# Document text start
Always mark where you find the juiciest berries

Blackberries make an excellent fool and a decent autumnal replacement for summer cherries in a clafoutis, as well as a lovely fruity sauce for the first of the season’s game.

By Felicity Cloake

If you go down in the woods today, you’ll be sure of some big returns – thanks to this year’s mild winter and early spring, Britain is enjoying a bumper harvest of wild fruit, and so there’s never been a better time to get out there with your carrier bag.

The easiest candidate to spot is the familiar blackberry; little chance of mistaking that for anything deadly. Even the most diehard urbanite is confident enough to pluck a few fruit from the spiny tendrils that bravely push through tarmac – for most, finding the gritty berries represents our sole annual foray into the hunter-gatherer lifestyle.
# Document text end
# Data listing start
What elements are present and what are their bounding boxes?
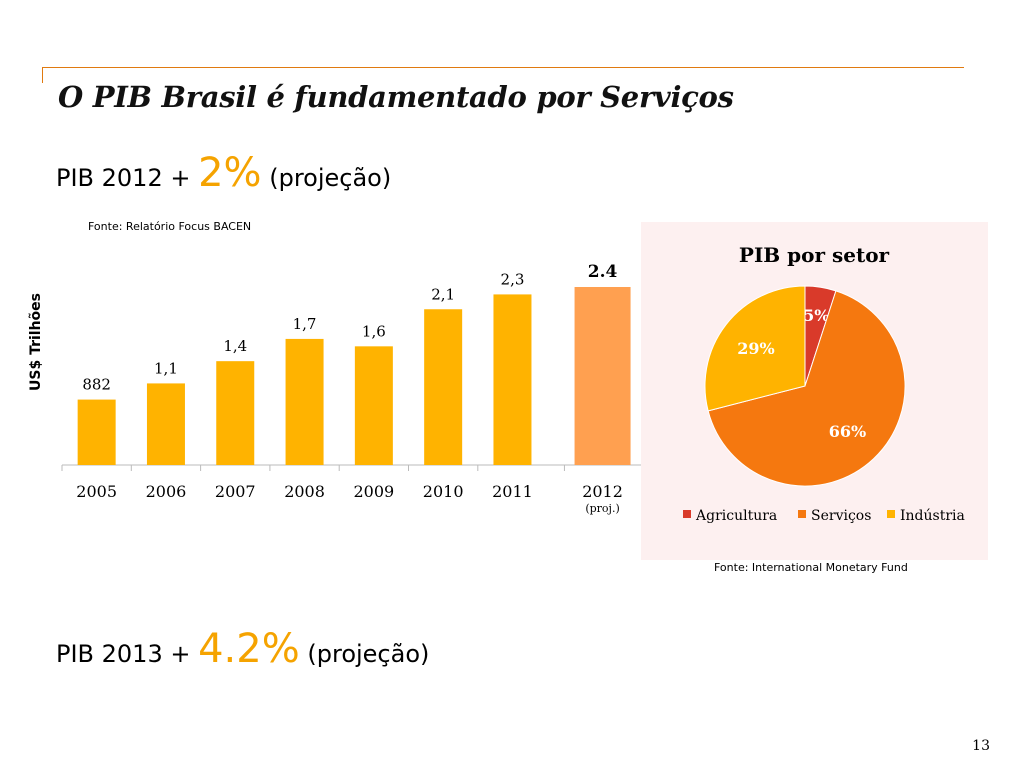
pie-chart: PIB por setor 5% 66% 29% Agricultura Serviços… <box>683 243 965 524</box>
pib-2013-suffix: (projeção) <box>307 640 430 668</box>
bar-2006 <box>146 383 185 465</box>
bar-chart-source: Fonte: Relatório Focus BACEN <box>88 220 252 233</box>
pie-data-label-agricultura: 5% <box>803 306 829 325</box>
pie-data-label-indústria: 29% <box>737 339 774 358</box>
y-axis-label: US$ Trilhões <box>28 293 44 391</box>
pib-2012-line: PIB 2012 + 2% (projeção) <box>56 150 391 196</box>
bar-2005 <box>77 399 116 465</box>
bar-2011 <box>493 294 532 465</box>
legend-swatch-agricultura <box>683 510 691 518</box>
legend-label-indústria: Indústria <box>900 508 965 524</box>
pie-chart-panel: PIB por setor 5% 66% 29% Agricultura Serviços… <box>641 222 988 560</box>
page-title: O PIB Brasil é fundamentado por Serviços <box>58 80 734 114</box>
x-tick-label-2005: 2005 <box>76 482 117 501</box>
bar-data-label-2006: 1,1 <box>154 359 178 377</box>
x-tick-label-2008: 2008 <box>284 482 325 501</box>
bar-data-label-2010: 2,1 <box>431 285 455 303</box>
bar-data-label-2007: 1,4 <box>223 337 247 355</box>
bar-chart: US$ Trilhões 882 2005 1,1 2006 1,4 2007 1,7 2008… <box>28 262 659 515</box>
bar-data-label-2005: 882 <box>82 376 111 394</box>
pib-2012-prefix: PIB 2012 + <box>56 164 191 192</box>
pib-2012-value: 2% <box>198 150 262 196</box>
bar-2012 <box>574 287 631 465</box>
bar-2008 <box>285 338 324 465</box>
pie-slice-serviços <box>707 290 906 487</box>
pie-title: PIB por setor <box>739 243 890 267</box>
page-number: 13 <box>972 738 990 754</box>
pib-2013-value: 4.2% <box>198 626 300 672</box>
legend-label-serviços: Serviços <box>811 508 871 524</box>
pie-chart-source: Fonte: International Monetary Fund <box>714 561 908 574</box>
bar-2010 <box>424 309 463 465</box>
title-rule-vertical <box>42 67 43 83</box>
pie-data-label-serviços: 66% <box>829 422 866 441</box>
legend-swatch-indústria <box>887 510 895 518</box>
pib-2012-suffix: (projeção) <box>269 164 392 192</box>
pie-slice-indústria <box>704 285 806 412</box>
bar-data-label-2012: 2.4 <box>588 262 618 282</box>
bar-data-label-2009: 1,6 <box>362 322 386 340</box>
x-tick-label-2006: 2006 <box>146 482 187 501</box>
legend-label-agricultura: Agricultura <box>695 508 777 524</box>
pib-2013-prefix: PIB 2013 + <box>56 640 191 668</box>
x-tick-label-2010: 2010 <box>423 482 464 501</box>
x-tick-sublabel-2012: (proj.) <box>585 502 619 515</box>
x-tick-label-2009: 2009 <box>354 482 395 501</box>
x-tick-label-2011: 2011 <box>492 482 533 501</box>
x-tick-label-2007: 2007 <box>215 482 256 501</box>
title-rule-horizontal <box>42 67 964 68</box>
x-tick-label-2012: 2012 <box>582 482 623 501</box>
legend-swatch-serviços <box>798 510 806 518</box>
bar-data-label-2008: 1,7 <box>293 315 317 333</box>
bar-2007 <box>216 361 255 465</box>
pib-2013-line: PIB 2013 + 4.2% (projeção) <box>56 626 429 672</box>
bar-2009 <box>354 346 393 465</box>
bar-data-label-2011: 2,3 <box>501 270 525 288</box>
# Data listing end
■ What the task requires
Transcribe the stretch of the blackberry-foraging text from "Always mark where" through "the season’s game.".

■ Task answer
Always mark where you find the juiciest berries

Blackberries make an excellent fool and a decent autumnal replacement for summer cherries in a clafoutis, as well as a lovely fruity sauce for the first of the season’s game.